§ **Set exercise**
Give a verbatim quotation of every record.

§ **Provided entries**
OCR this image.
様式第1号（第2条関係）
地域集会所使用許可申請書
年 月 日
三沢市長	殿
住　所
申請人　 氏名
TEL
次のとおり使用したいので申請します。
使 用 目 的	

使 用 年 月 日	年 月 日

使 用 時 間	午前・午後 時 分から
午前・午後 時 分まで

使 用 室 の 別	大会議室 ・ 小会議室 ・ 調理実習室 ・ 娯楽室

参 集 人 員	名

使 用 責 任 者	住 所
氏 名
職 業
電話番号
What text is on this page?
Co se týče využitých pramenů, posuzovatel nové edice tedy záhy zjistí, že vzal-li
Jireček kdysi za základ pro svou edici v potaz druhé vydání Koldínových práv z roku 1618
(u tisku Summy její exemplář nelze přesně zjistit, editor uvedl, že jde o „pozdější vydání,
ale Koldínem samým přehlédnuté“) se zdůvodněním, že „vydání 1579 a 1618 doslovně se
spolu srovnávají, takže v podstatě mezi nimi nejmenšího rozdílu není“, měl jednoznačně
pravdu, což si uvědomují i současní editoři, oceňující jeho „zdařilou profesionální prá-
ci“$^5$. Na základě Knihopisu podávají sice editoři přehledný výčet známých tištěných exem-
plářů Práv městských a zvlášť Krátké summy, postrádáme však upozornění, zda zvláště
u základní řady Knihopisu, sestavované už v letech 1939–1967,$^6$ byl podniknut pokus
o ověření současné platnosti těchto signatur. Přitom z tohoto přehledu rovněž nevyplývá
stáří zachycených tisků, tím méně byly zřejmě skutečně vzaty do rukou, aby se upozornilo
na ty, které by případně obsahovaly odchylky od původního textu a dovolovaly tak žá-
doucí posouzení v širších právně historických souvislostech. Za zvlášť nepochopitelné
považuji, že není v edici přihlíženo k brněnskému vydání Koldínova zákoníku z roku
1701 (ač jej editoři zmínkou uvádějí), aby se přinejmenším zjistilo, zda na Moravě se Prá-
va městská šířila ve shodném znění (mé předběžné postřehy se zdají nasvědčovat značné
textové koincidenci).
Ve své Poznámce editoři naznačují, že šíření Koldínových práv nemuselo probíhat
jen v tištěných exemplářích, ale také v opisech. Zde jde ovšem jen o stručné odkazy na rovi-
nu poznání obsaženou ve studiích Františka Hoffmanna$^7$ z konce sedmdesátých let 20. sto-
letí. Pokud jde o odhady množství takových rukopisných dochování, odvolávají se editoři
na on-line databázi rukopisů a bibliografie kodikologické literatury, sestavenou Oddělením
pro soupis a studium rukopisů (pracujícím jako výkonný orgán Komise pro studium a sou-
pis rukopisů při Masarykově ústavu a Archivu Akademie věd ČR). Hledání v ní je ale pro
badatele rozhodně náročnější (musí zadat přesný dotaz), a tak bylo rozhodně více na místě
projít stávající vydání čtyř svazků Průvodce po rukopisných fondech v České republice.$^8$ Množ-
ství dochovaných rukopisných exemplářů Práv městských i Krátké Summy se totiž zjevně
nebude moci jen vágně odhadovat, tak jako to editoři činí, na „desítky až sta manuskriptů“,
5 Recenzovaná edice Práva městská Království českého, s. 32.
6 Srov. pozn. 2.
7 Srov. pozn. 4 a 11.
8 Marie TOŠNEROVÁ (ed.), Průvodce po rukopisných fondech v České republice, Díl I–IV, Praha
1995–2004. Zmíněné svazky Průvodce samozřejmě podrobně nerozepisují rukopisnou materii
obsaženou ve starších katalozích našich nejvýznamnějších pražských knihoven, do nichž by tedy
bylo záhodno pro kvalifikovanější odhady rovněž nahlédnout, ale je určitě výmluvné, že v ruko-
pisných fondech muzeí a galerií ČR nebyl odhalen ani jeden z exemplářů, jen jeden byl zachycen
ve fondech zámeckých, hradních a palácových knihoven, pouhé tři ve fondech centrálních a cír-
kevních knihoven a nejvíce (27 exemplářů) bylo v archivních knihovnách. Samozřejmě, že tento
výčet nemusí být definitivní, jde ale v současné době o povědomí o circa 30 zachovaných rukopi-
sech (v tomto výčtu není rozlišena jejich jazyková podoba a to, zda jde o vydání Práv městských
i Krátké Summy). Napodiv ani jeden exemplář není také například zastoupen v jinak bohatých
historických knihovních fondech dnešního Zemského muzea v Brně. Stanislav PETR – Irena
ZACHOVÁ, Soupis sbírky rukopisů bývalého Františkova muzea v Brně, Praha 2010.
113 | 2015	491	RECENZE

§ **Response to this exercise**
OCR this image.
様式第1号（第2条関係）
地域集会所使用許可申請書
年 月 日
三沢市長	殿
住　所
申請人　 氏名
TEL
次のとおり使用したいので申請します。
使 用 目 的	

使 用 年 月 日	年 月 日

使 用 時 間	午前・午後 時 分から
午前・午後 時 分まで

使 用 室 の 別	大会議室 ・ 小会議室 ・ 調理実習室 ・ 娯楽室

参 集 人 員	名

使 用 責 任 者	住 所
氏 名
職 業
電話番号
What text is on this page?
Co se týče využitých pramenů, posuzovatel nové edice tedy záhy zjistí, že vzal-li
Jireček kdysi za základ pro svou edici v potaz druhé vydání Koldínových práv z roku 1618
(u tisku Summy její exemplář nelze přesně zjistit, editor uvedl, že jde o „pozdější vydání,
ale Koldínem samým přehlédnuté“) se zdůvodněním, že „vydání 1579 a 1618 doslovně se
spolu srovnávají, takže v podstatě mezi nimi nejmenšího rozdílu není“, měl jednoznačně
pravdu, což si uvědomují i současní editoři, oceňující jeho „zdařilou profesionální prá-
ci“$^5$. Na základě Knihopisu podávají sice editoři přehledný výčet známých tištěných exem-
plářů Práv městských a zvlášť Krátké summy, postrádáme však upozornění, zda zvláště
u základní řady Knihopisu, sestavované už v letech 1939–1967,$^6$ byl podniknut pokus
o ověření současné platnosti těchto signatur. Přitom z tohoto přehledu rovněž nevyplývá
stáří zachycených tisků, tím méně byly zřejmě skutečně vzaty do rukou, aby se upozornilo
na ty, které by případně obsahovaly odchylky od původního textu a dovolovaly tak žá-
doucí posouzení v širších právně historických souvislostech. Za zvlášť nepochopitelné
považuji, že není v edici přihlíženo k brněnskému vydání Koldínova zákoníku z roku
1701 (ač jej editoři zmínkou uvádějí), aby se přinejmenším zjistilo, zda na Moravě se Prá-
va městská šířila ve shodném znění (mé předběžné postřehy se zdají nasvědčovat značné
textové koincidenci).
Ve své Poznámce editoři naznačují, že šíření Koldínových práv nemuselo probíhat
jen v tištěných exemplářích, ale také v opisech. Zde jde ovšem jen o stručné odkazy na rovi-
nu poznání obsaženou ve studiích Františka Hoffmanna$^7$ z konce sedmdesátých let 20. sto-
letí. Pokud jde o odhady množství takových rukopisných dochování, odvolávají se editoři
na on-line databázi rukopisů a bibliografie kodikologické literatury, sestavenou Oddělením
pro soupis a studium rukopisů (pracujícím jako výkonný orgán Komise pro studium a sou-
pis rukopisů při Masarykově ústavu a Archivu Akademie věd ČR). Hledání v ní je ale pro
badatele rozhodně náročnější (musí zadat přesný dotaz), a tak bylo rozhodně více na místě
projít stávající vydání čtyř svazků Průvodce po rukopisných fondech v České republice.$^8$ Množ-
ství dochovaných rukopisných exemplářů Práv městských i Krátké Summy se totiž zjevně
nebude moci jen vágně odhadovat, tak jako to editoři činí, na „desítky až sta manuskriptů“,
5 Recenzovaná edice Práva městská Království českého, s. 32.
6 Srov. pozn. 2.
7 Srov. pozn. 4 a 11.
8 Marie TOŠNEROVÁ (ed.), Průvodce po rukopisných fondech v České republice, Díl I–IV, Praha
1995–2004. Zmíněné svazky Průvodce samozřejmě podrobně nerozepisují rukopisnou materii
obsaženou ve starších katalozích našich nejvýznamnějších pražských knihoven, do nichž by tedy
bylo záhodno pro kvalifikovanější odhady rovněž nahlédnout, ale je určitě výmluvné, že v ruko-
pisných fondech muzeí a galerií ČR nebyl odhalen ani jeden z exemplářů, jen jeden byl zachycen
ve fondech zámeckých, hradních a palácových knihoven, pouhé tři ve fondech centrálních a cír-
kevních knihoven a nejvíce (27 exemplářů) bylo v archivních knihovnách. Samozřejmě, že tento
výčet nemusí být definitivní, jde ale v současné době o povědomí o circa 30 zachovaných rukopi-
sech (v tomto výčtu není rozlišena jejich jazyková podoba a to, zda jde o vydání Práv městských
i Krátké Summy). Napodiv ani jeden exemplář není také například zastoupen v jinak bohatých
historických knihovních fondech dnešního Zemského muzea v Brně. Stanislav PETR – Irena
ZACHOVÁ, Soupis sbírky rukopisů bývalého Františkova muzea v Brně, Praha 2010.
113 | 2015	491	RECENZE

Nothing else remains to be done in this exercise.